What this task involves: Rename "scatter-point" to "data-marker" throughout the stretch from the start of the records through the line containing "y-tick-label: 40000 [1118, 1004, 1158, 1019]", and write out only those lines with nothing else changed.

##### Entries supplied

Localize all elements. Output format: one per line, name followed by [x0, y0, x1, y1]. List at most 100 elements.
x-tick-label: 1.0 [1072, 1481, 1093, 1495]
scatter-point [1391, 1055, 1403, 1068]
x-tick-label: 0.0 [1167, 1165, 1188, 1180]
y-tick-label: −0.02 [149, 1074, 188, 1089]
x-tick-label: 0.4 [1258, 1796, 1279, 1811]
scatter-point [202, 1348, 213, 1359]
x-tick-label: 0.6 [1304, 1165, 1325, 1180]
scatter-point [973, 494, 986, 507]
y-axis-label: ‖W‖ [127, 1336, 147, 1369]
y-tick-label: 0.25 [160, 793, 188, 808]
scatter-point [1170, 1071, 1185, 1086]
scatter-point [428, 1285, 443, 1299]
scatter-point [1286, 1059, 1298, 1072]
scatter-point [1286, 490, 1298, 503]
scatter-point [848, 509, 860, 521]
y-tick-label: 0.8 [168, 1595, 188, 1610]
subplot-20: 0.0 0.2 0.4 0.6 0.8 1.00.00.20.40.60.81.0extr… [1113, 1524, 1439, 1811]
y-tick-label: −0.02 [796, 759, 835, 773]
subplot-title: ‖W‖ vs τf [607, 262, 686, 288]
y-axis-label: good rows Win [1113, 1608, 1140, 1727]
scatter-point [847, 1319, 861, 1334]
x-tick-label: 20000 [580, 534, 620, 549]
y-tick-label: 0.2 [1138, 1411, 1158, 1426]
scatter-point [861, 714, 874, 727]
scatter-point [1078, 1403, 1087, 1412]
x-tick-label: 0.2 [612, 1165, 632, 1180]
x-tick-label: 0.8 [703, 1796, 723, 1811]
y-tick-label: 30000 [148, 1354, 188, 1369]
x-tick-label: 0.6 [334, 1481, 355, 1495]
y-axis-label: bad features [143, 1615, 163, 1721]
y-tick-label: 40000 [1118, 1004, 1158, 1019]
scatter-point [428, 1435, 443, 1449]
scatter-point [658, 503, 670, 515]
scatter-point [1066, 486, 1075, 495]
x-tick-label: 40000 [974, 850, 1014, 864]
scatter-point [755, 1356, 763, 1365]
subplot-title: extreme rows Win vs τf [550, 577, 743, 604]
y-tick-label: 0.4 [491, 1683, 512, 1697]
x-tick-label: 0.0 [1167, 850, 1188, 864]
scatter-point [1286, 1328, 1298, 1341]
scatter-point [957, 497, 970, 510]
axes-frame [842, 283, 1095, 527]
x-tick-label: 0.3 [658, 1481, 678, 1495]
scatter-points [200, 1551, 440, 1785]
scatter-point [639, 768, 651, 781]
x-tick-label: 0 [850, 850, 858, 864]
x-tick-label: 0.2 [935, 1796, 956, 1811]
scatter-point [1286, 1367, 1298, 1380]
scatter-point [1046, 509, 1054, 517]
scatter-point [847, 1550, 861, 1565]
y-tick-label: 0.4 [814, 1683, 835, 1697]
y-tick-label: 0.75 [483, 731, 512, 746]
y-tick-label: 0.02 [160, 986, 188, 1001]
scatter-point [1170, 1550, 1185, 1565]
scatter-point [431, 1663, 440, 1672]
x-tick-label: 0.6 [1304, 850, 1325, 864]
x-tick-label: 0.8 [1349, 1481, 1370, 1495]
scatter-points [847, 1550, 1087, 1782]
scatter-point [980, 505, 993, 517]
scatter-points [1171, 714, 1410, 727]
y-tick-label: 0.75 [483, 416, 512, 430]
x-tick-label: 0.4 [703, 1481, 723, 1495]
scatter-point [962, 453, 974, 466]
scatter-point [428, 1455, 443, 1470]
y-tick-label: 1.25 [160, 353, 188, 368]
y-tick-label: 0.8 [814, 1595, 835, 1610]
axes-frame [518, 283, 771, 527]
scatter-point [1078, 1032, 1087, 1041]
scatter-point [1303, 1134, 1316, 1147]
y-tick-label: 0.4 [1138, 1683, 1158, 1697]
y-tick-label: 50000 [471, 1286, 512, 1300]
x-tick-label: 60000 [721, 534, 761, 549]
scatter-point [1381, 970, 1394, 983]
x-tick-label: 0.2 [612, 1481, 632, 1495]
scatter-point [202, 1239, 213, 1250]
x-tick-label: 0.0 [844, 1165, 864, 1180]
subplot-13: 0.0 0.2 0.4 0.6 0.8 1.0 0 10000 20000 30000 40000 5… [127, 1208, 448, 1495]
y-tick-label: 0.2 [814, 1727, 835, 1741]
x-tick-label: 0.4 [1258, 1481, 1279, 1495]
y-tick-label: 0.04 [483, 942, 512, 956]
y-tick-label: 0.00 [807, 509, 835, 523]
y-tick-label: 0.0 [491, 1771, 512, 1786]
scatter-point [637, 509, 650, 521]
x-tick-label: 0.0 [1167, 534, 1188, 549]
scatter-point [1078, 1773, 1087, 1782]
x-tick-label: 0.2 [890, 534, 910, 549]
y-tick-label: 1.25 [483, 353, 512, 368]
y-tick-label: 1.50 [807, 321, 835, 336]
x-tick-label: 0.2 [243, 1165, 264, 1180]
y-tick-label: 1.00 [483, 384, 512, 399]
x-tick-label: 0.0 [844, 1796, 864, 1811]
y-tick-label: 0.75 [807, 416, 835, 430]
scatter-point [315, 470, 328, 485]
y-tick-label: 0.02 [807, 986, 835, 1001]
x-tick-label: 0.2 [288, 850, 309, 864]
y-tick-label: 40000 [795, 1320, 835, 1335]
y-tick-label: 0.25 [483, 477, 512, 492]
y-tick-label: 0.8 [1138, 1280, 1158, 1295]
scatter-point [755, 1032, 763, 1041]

##########

Response:
Localize all elements. Output format: one per line, name followed by [x0, y0, x1, y1]. List at most 100 elements.
x-tick-label: 1.0 [1072, 1481, 1093, 1495]
data-marker [1391, 1055, 1403, 1068]
x-tick-label: 0.0 [1167, 1165, 1188, 1180]
y-tick-label: −0.02 [149, 1074, 188, 1089]
x-tick-label: 0.4 [1258, 1796, 1279, 1811]
data-marker [202, 1348, 213, 1359]
x-tick-label: 0.6 [1304, 1165, 1325, 1180]
data-marker [973, 494, 986, 507]
y-axis-label: ‖W‖ [127, 1336, 147, 1369]
y-tick-label: 0.25 [160, 793, 188, 808]
data-marker [1170, 1071, 1185, 1086]
data-marker [428, 1285, 443, 1299]
data-marker [1286, 1059, 1298, 1072]
data-marker [1286, 490, 1298, 503]
data-marker [848, 509, 860, 521]
y-tick-label: 0.8 [168, 1595, 188, 1610]
subplot-20: 0.0 0.2 0.4 0.6 0.8 1.00.00.20.40.60.81.0extr… [1113, 1524, 1439, 1811]
y-tick-label: −0.02 [796, 759, 835, 773]
subplot-title: ‖W‖ vs τf [607, 262, 686, 288]
y-axis-label: good rows Win [1113, 1608, 1140, 1727]
data-marker [847, 1319, 861, 1334]
x-tick-label: 20000 [580, 534, 620, 549]
y-tick-label: 0.2 [1138, 1411, 1158, 1426]
data-marker [861, 714, 874, 727]
data-marker [1078, 1403, 1087, 1412]
x-tick-label: 0.2 [612, 1165, 632, 1180]
x-tick-label: 0.8 [703, 1796, 723, 1811]
y-tick-label: 30000 [148, 1354, 188, 1369]
x-tick-label: 0.6 [334, 1481, 355, 1495]
y-axis-label: bad features [143, 1615, 163, 1721]
y-tick-label: 40000 [1118, 1004, 1158, 1019]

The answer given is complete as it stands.